- Exercise inputs:
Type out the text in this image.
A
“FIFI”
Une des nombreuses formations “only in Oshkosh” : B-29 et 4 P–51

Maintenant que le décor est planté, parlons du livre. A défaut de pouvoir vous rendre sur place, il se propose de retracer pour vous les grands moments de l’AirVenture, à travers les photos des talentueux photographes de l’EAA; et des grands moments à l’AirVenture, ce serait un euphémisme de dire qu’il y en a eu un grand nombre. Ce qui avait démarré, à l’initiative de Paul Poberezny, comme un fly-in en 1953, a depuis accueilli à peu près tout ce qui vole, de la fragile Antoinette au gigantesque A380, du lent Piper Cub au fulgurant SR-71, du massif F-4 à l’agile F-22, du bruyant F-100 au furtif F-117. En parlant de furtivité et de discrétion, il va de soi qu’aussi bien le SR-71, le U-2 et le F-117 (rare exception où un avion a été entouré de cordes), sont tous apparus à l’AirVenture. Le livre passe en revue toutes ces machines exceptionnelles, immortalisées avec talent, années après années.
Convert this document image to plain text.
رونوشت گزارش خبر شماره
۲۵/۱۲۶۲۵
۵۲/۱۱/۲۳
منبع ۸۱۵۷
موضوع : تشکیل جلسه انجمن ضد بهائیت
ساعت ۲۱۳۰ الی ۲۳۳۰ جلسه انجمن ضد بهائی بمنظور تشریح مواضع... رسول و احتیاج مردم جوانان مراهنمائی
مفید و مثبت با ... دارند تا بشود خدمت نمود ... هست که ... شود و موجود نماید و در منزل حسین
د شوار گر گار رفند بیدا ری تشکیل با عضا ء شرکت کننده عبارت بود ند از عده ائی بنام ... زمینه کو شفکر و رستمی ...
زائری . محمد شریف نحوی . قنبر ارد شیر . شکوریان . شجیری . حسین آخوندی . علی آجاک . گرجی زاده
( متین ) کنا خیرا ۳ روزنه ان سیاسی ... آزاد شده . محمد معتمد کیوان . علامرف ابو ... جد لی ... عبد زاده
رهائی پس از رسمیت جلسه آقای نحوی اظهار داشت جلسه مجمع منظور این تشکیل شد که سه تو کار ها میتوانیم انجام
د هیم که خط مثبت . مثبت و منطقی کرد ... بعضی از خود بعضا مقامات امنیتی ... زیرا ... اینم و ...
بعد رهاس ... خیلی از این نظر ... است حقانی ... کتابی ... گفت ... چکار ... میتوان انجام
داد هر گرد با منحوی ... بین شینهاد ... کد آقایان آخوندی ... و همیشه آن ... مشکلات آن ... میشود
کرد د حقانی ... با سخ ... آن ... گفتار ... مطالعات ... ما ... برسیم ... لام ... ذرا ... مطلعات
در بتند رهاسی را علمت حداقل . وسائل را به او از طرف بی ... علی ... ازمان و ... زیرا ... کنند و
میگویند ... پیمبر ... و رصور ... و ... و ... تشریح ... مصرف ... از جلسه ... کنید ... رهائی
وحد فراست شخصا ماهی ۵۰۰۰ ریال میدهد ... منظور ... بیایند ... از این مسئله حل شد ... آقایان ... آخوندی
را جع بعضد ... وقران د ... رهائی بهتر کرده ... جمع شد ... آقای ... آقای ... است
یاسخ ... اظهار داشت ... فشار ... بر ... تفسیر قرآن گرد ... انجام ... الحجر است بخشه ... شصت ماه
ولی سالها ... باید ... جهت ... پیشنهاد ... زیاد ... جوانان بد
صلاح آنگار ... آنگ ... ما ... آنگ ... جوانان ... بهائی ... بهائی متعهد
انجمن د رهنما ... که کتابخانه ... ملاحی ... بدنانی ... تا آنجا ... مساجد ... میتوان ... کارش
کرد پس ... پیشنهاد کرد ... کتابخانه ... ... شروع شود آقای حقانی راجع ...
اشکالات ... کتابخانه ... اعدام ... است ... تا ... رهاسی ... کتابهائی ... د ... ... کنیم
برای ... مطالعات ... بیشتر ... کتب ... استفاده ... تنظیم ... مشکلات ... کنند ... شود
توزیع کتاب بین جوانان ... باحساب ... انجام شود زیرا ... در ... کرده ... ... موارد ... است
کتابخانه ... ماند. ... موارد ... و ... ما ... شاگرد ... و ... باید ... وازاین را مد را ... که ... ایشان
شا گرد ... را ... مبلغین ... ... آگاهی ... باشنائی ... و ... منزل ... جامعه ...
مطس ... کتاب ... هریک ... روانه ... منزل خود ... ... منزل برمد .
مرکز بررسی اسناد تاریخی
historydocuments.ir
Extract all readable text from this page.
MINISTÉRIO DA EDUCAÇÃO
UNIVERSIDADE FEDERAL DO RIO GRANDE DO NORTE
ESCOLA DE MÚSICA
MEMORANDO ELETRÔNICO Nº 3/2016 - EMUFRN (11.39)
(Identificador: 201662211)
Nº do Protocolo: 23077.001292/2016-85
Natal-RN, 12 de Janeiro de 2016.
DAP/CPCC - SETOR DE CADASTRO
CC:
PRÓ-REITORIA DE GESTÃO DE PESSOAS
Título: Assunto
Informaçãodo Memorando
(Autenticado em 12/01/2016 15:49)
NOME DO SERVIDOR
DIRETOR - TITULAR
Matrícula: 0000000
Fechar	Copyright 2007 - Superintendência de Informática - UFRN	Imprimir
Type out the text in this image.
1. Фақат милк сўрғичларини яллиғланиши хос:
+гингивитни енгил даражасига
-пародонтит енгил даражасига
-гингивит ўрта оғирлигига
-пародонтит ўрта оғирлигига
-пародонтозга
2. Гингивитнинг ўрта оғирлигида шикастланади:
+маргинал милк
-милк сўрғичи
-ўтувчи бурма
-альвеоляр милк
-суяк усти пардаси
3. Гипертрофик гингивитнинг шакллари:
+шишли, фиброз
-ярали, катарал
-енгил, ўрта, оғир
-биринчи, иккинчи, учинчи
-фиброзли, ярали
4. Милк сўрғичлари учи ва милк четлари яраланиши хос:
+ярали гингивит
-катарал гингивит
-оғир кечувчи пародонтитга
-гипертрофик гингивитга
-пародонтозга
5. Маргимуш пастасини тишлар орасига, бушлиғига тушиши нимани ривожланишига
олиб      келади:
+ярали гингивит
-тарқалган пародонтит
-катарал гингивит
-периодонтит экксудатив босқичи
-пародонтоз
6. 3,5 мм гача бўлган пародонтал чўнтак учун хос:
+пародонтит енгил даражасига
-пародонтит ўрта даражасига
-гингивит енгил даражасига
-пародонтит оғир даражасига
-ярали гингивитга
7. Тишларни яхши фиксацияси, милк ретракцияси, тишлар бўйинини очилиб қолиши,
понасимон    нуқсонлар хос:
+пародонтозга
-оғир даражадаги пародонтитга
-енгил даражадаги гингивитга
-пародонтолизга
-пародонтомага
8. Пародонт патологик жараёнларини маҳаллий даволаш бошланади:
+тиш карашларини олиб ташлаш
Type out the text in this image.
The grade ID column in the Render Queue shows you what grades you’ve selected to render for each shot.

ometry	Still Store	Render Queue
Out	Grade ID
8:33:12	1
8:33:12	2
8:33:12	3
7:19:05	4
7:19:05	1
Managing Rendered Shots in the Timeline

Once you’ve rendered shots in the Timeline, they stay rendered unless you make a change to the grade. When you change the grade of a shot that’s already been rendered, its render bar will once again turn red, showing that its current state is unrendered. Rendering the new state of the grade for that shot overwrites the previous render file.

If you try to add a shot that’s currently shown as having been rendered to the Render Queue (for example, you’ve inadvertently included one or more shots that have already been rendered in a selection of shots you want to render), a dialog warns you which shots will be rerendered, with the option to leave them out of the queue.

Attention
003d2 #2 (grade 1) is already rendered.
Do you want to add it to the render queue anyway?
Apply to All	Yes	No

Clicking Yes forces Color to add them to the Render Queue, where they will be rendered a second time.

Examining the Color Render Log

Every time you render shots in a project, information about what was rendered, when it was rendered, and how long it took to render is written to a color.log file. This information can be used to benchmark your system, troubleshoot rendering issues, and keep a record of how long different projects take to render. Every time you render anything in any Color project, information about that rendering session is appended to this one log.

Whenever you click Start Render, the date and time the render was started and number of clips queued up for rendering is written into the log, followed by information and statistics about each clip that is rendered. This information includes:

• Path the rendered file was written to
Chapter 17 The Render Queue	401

- What is required:
Report each line in the data that holds the word "کتابخانه".

- Output of the exercise:
انجمن د رهنما ... که کتابخانه ... ملاحی ... بدنانی ... تا آنجا ... مساجد ... میتوان ... کارش
کرد پس ... پیشنهاد کرد ... کتابخانه ... ... شروع شود آقای حقانی راجع ...
اشکالات ... کتابخانه ... اعدام ... است ... تا ... رهاسی ... کتابهائی ... د ... ... کنیم
کتابخانه ... ماند. ... موارد ... و ... ما ... شاگرد ... و ... باید ... وازاین را مد را ... که ... ایشان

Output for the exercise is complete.